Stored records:
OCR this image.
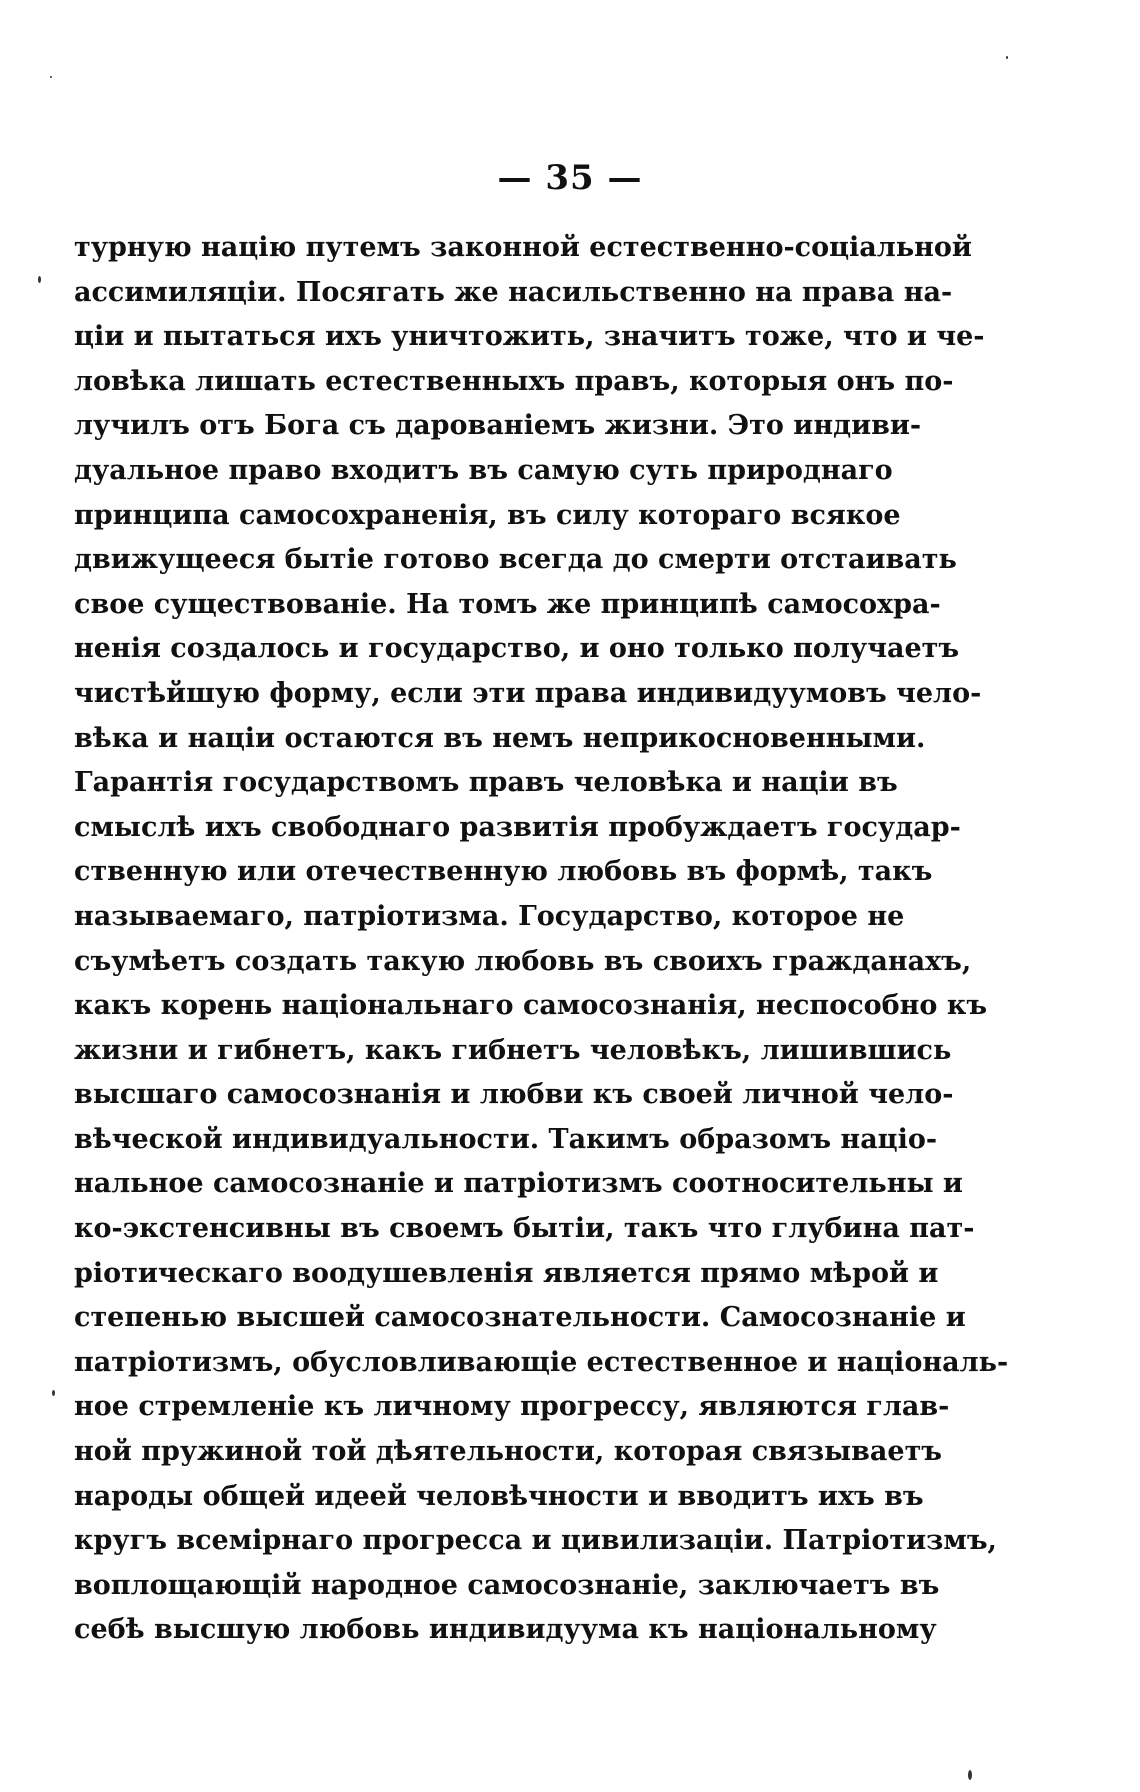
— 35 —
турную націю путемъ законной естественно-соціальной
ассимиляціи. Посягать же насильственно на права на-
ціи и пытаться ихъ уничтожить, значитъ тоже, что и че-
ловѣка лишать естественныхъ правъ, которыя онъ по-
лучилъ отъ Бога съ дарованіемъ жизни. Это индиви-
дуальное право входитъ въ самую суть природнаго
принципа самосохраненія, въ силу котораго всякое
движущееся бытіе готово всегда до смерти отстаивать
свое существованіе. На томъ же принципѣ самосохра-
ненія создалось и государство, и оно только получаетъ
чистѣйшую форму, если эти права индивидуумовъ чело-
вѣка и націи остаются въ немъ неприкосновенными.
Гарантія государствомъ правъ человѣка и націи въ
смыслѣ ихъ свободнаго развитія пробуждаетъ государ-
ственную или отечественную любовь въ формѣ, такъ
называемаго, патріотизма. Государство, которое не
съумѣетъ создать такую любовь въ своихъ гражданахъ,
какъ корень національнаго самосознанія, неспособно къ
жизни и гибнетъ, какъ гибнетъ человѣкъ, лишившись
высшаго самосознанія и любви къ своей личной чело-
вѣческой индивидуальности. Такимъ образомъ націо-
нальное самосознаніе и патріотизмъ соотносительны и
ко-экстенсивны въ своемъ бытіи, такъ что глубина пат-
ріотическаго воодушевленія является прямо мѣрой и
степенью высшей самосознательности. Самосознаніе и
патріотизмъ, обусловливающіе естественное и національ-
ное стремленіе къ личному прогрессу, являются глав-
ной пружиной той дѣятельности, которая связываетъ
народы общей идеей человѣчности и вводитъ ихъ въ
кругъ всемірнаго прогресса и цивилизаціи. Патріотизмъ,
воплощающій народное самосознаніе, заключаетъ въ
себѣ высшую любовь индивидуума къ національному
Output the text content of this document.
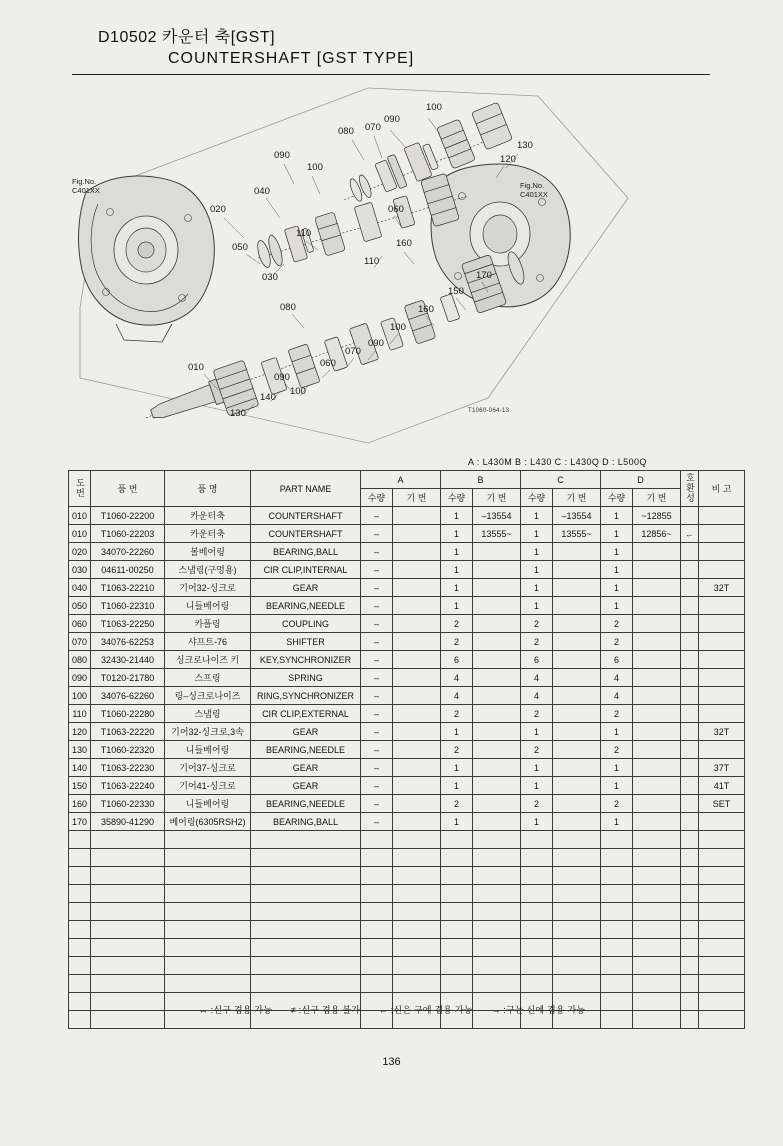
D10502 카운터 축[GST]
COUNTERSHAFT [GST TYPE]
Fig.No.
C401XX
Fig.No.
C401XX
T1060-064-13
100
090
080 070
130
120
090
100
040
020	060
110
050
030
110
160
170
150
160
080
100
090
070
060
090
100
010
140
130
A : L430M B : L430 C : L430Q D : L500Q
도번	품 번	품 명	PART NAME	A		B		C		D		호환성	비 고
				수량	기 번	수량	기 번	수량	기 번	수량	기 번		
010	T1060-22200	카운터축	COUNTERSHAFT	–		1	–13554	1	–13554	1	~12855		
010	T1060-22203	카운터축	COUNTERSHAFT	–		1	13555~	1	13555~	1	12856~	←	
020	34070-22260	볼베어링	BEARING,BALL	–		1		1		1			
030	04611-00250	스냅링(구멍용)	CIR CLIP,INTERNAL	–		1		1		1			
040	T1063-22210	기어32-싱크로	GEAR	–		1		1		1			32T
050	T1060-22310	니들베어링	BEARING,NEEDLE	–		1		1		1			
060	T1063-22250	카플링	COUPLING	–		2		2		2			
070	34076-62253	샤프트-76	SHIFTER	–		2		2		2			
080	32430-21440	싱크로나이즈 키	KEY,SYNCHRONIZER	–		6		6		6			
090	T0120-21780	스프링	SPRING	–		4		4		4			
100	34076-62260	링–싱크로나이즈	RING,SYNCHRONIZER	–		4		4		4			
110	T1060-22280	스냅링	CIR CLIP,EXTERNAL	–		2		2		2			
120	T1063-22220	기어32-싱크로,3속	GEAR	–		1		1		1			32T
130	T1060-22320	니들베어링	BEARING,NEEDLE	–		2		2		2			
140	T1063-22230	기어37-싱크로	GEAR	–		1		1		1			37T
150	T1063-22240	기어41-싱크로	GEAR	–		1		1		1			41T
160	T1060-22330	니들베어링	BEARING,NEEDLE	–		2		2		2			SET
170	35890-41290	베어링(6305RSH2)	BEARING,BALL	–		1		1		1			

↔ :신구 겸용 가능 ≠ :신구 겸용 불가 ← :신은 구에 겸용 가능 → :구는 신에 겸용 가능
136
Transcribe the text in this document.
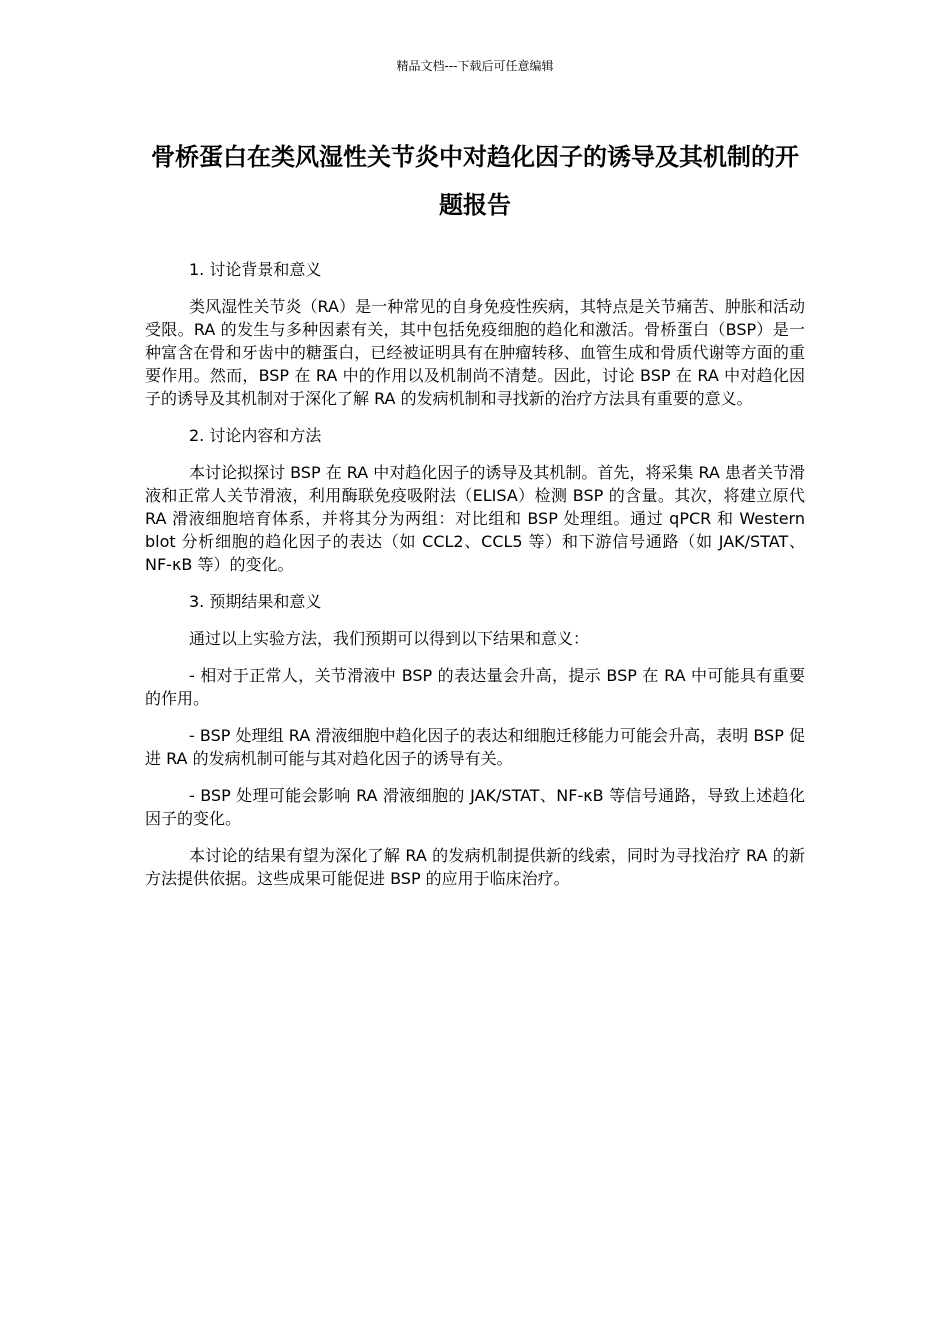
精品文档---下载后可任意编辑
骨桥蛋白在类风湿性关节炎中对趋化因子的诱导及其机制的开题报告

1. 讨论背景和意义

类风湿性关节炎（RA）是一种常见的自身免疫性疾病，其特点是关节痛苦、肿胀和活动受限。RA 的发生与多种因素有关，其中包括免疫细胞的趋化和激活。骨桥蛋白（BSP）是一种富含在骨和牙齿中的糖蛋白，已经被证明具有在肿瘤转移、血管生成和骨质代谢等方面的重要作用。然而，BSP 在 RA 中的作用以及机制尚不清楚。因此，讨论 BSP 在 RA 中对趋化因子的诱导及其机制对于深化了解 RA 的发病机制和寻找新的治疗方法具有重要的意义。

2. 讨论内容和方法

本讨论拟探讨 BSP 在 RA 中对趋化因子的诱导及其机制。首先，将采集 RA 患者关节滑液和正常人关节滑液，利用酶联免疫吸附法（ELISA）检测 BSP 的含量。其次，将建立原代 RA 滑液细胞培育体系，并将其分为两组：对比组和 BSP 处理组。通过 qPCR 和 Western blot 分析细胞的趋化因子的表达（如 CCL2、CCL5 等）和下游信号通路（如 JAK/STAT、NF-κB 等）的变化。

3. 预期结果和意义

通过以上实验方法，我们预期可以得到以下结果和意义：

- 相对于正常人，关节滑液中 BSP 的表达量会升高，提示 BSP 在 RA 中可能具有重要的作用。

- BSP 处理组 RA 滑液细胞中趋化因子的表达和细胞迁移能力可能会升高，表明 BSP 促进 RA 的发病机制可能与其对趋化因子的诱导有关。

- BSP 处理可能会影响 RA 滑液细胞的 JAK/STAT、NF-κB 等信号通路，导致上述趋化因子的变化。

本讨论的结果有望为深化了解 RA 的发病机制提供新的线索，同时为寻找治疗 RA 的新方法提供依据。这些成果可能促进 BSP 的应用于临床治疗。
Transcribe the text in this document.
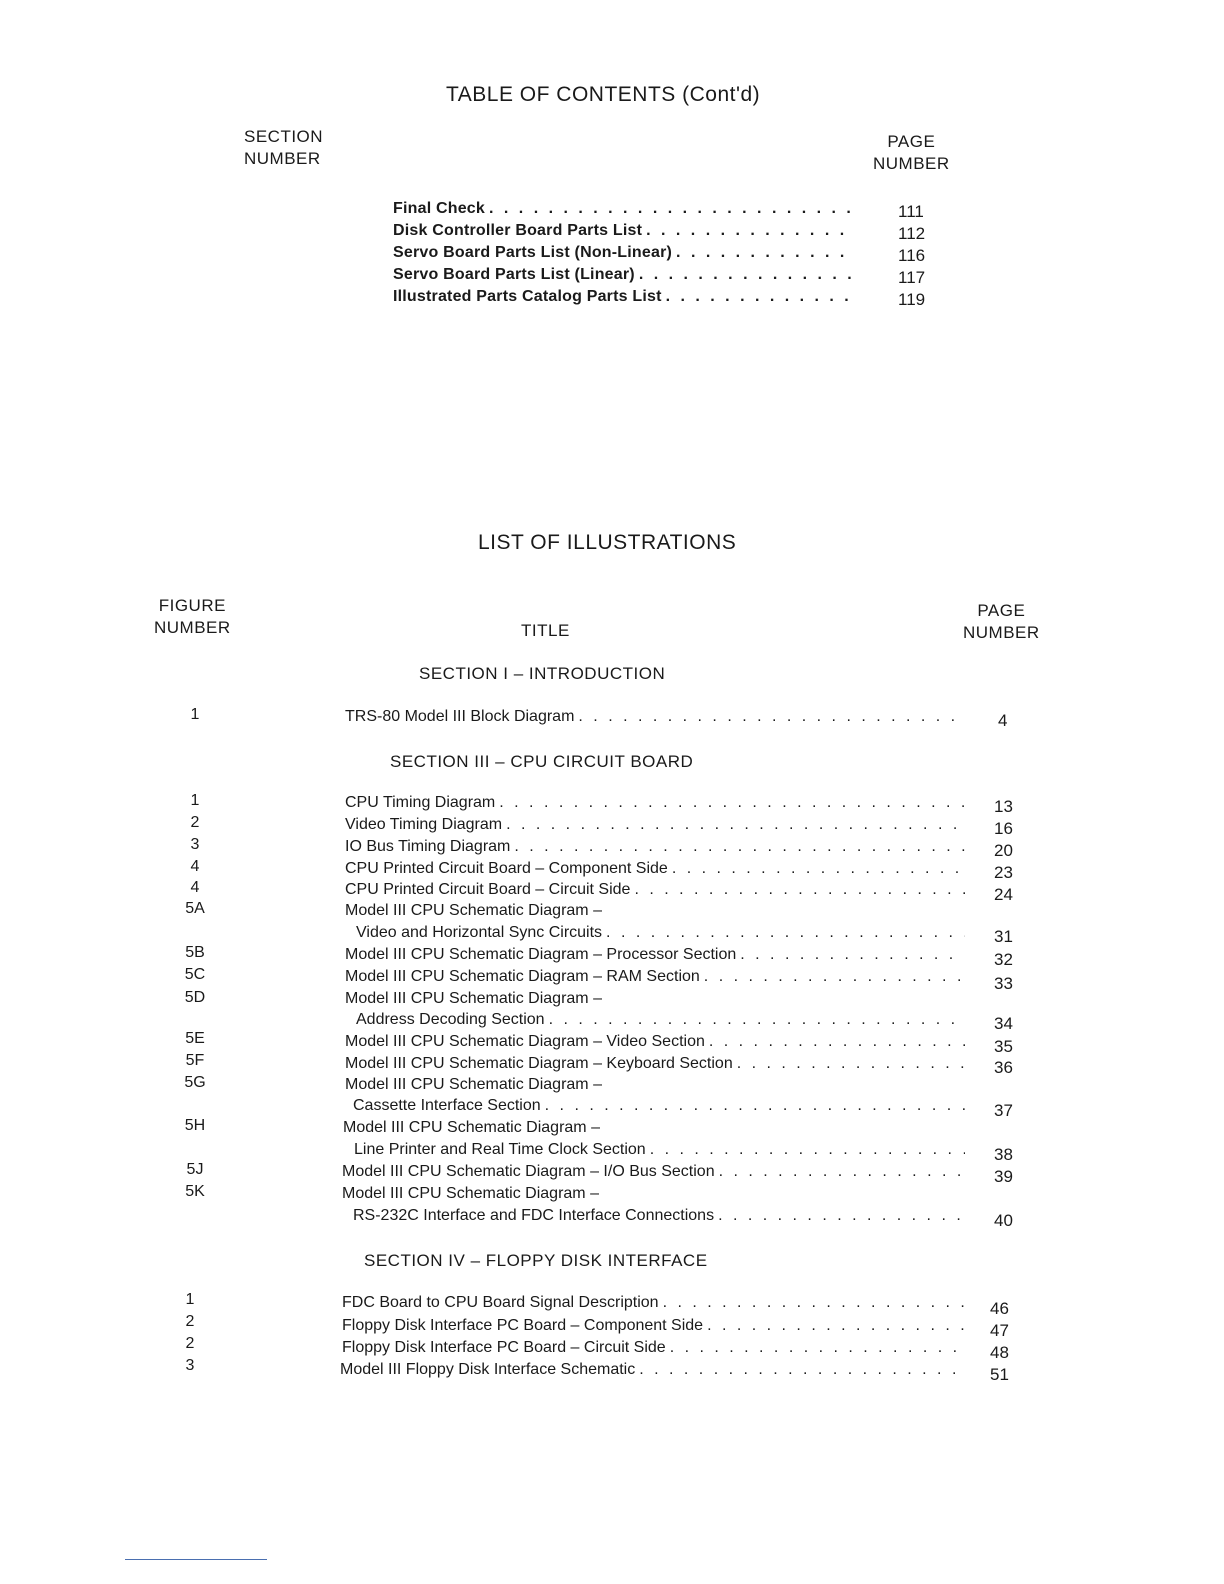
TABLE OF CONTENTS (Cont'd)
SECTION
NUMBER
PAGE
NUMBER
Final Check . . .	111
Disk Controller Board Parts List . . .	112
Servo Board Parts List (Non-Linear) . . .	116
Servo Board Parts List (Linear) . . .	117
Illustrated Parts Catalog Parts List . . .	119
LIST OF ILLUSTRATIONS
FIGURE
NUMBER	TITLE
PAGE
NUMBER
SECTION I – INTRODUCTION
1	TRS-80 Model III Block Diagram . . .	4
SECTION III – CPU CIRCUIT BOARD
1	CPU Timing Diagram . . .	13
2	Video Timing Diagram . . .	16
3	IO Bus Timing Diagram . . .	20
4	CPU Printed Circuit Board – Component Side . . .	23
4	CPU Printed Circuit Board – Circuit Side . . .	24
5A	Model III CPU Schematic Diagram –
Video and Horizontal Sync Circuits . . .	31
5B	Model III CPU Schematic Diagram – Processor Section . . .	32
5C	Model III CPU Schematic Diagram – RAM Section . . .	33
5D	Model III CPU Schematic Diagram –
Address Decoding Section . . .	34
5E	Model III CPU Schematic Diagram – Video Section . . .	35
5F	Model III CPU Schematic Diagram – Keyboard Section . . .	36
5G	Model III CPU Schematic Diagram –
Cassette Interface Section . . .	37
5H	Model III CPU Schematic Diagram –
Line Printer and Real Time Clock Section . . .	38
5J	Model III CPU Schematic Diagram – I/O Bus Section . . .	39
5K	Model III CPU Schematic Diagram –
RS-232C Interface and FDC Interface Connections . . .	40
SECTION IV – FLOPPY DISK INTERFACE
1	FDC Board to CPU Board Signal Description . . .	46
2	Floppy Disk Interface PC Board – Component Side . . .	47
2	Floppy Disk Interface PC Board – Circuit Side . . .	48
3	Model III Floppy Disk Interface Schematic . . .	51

WHAT IS REQUIRED> Find each line that has the word "카운터축", then copy it out.

EXERCISE SOLUTION>
010	T1060-22200	카운터축	COUNTERSHAFT	–		1	–13554	1	–13554	1	~12855		
010	T1060-22203	카운터축	COUNTERSHAFT	–		1	13555~	1	13555~	1	12856~	←	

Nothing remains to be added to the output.